Rewrite each of the items below, replacing "nav-tab" with "main-tab" and changing nothing else. Omit the pictures from your answer.

Start of DATASET ENTRIES

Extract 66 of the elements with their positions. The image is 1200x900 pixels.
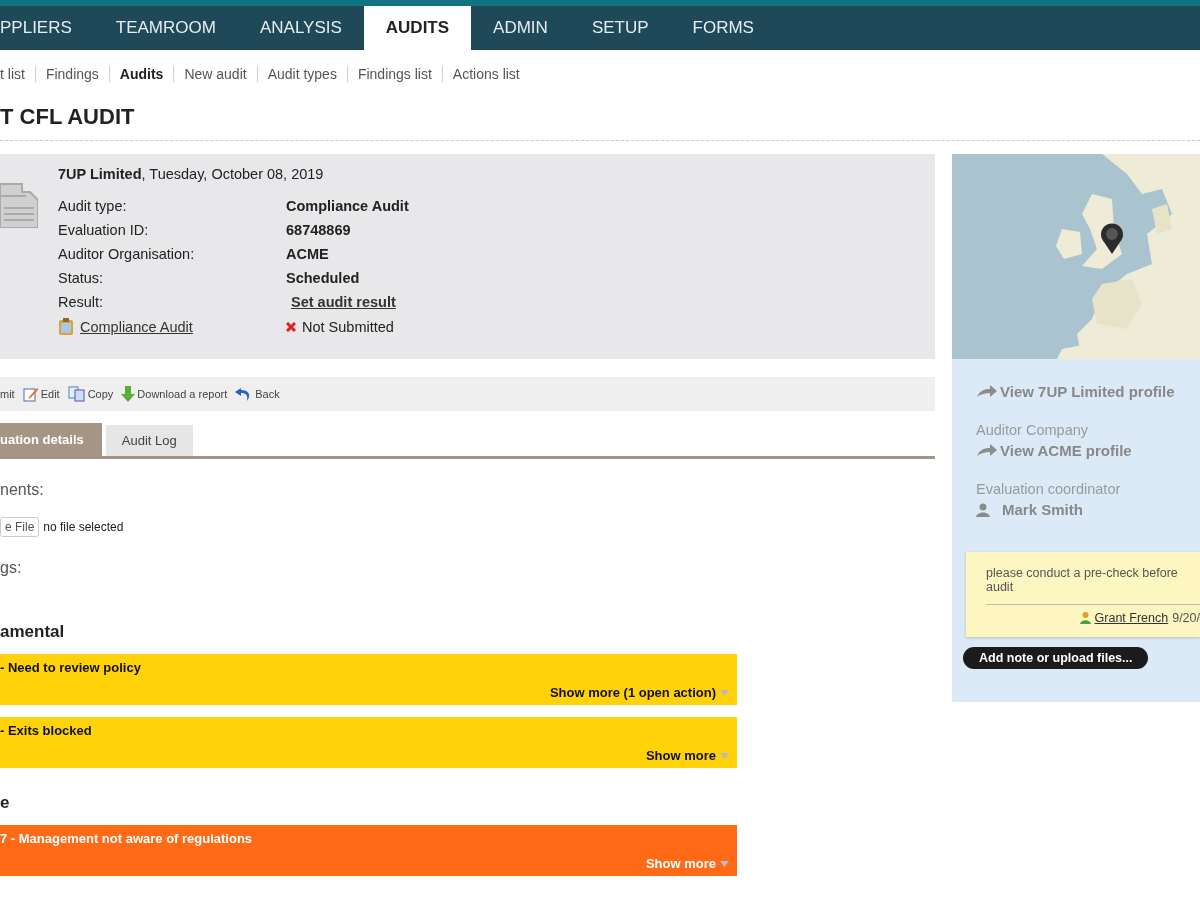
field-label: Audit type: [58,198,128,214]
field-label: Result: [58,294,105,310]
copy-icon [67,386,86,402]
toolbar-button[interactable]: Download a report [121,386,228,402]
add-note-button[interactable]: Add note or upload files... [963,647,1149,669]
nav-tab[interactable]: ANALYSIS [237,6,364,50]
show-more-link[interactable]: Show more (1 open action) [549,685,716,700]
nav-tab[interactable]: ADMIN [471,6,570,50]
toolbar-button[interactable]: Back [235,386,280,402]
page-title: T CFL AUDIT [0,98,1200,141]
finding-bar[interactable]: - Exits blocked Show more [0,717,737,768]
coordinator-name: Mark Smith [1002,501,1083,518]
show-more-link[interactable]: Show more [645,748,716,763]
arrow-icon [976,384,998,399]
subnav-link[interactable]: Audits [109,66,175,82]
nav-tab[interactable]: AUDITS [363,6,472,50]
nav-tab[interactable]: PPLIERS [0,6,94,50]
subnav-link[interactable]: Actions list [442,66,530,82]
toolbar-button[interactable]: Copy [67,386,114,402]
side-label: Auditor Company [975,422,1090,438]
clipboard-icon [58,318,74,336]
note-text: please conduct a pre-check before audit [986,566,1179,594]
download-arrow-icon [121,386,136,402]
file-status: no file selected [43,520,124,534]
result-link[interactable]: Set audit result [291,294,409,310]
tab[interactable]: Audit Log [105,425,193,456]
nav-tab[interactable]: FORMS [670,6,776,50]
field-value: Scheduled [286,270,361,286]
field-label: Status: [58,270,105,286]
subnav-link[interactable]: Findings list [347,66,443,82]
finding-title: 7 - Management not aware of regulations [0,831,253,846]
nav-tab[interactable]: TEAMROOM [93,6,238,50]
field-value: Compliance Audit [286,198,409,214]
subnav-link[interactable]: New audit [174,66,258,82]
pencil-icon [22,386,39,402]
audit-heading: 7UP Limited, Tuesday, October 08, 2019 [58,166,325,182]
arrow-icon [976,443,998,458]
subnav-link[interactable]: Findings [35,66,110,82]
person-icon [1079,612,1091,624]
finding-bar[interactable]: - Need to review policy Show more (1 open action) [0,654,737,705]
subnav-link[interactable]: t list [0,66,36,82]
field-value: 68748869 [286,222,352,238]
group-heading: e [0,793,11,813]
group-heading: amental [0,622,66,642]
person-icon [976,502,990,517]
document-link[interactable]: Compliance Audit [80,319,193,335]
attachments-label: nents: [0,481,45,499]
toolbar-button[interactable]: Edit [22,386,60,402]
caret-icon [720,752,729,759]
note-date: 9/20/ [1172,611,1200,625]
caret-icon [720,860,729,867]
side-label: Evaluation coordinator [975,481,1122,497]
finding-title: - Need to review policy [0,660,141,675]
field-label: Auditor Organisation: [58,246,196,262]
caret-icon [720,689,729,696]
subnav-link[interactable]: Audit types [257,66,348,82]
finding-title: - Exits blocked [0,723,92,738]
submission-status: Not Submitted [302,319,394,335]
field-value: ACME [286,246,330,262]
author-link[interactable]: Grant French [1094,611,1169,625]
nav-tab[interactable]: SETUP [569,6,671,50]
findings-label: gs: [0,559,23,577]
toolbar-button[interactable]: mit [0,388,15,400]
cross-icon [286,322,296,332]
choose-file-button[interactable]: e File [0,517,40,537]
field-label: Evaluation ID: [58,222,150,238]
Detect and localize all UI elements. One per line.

End of DATASET ENTRIES

*TASK ANSWER*
Extract 66 of the elements with their positions. The image is 1200x900 pixels.
field-label: Audit type: [58,198,128,214]
field-label: Result: [58,294,105,310]
copy-icon [67,386,86,402]
toolbar-button[interactable]: Download a report [121,386,228,402]
add-note-button[interactable]: Add note or upload files... [963,647,1149,669]
main-tab[interactable]: ANALYSIS [237,6,364,50]
show-more-link[interactable]: Show more (1 open action) [549,685,716,700]
main-tab[interactable]: ADMIN [471,6,570,50]
toolbar-button[interactable]: Back [235,386,280,402]
page-title: T CFL AUDIT [0,98,1200,141]
finding-bar[interactable]: - Exits blocked Show more [0,717,737,768]
coordinator-name: Mark Smith [1002,501,1083,518]
show-more-link[interactable]: Show more [645,748,716,763]
arrow-icon [976,384,998,399]
subnav-link[interactable]: Audits [109,66,175,82]
main-tab[interactable]: AUDITS [363,6,472,50]
main-tab[interactable]: PPLIERS [0,6,94,50]
subnav-link[interactable]: Actions list [442,66,530,82]
toolbar-button[interactable]: Copy [67,386,114,402]
side-label: Auditor Company [975,422,1090,438]
clipboard-icon [58,318,74,336]
note-text: please conduct a pre-check before audit [986,566,1179,594]
download-arrow-icon [121,386,136,402]
file-status: no file selected [43,520,124,534]
result-link[interactable]: Set audit result [291,294,409,310]
tab[interactable]: Audit Log [105,425,193,456]
main-tab[interactable]: FORMS [670,6,776,50]
field-value: Scheduled [286,270,361,286]
field-label: Status: [58,270,105,286]
subnav-link[interactable]: Findings list [347,66,443,82]
finding-title: 7 - Management not aware of regulations [0,831,253,846]
main-tab[interactable]: TEAMROOM [93,6,238,50]
field-value: Compliance Audit [286,198,409,214]
subnav-link[interactable]: New audit [174,66,258,82]
pencil-icon [22,386,39,402]
audit-heading: 7UP Limited, Tuesday, October 08, 2019 [58,166,325,182]
arrow-icon [976,443,998,458]
subnav-link[interactable]: Findings [35,66,110,82]
person-icon [1079,612,1091,624]
finding-bar[interactable]: - Need to review policy Show more (1 open action) [0,654,737,705]
subnav-link[interactable]: t list [0,66,36,82]
field-value: 68748869 [286,222,352,238]
group-heading: e [0,793,11,813]
group-heading: amental [0,622,66,642]
person-icon [976,502,990,517]
document-link[interactable]: Compliance Audit [80,319,193,335]
attachments-label: nents: [0,481,45,499]
toolbar-button[interactable]: Edit [22,386,60,402]
caret-icon [720,752,729,759]
note-date: 9/20/ [1172,611,1200,625]
caret-icon [720,860,729,867]
side-label: Evaluation coordinator [975,481,1122,497]
finding-title: - Need to review policy [0,660,141,675]
field-label: Auditor Organisation: [58,246,196,262]
caret-icon [720,689,729,696]
subnav-link[interactable]: Audit types [257,66,348,82]
finding-title: - Exits blocked [0,723,92,738]
submission-status: Not Submitted [302,319,394,335]
field-value: ACME [286,246,330,262]
author-link[interactable]: Grant French [1094,611,1169,625]
main-tab[interactable]: SETUP [569,6,671,50]
findings-label: gs: [0,559,23,577]
toolbar-button[interactable]: mit [0,388,15,400]
cross-icon [286,322,296,332]
choose-file-button[interactable]: e File [0,517,40,537]
field-label: Evaluation ID: [58,222,150,238]
Detect and localize all UI elements. One per line.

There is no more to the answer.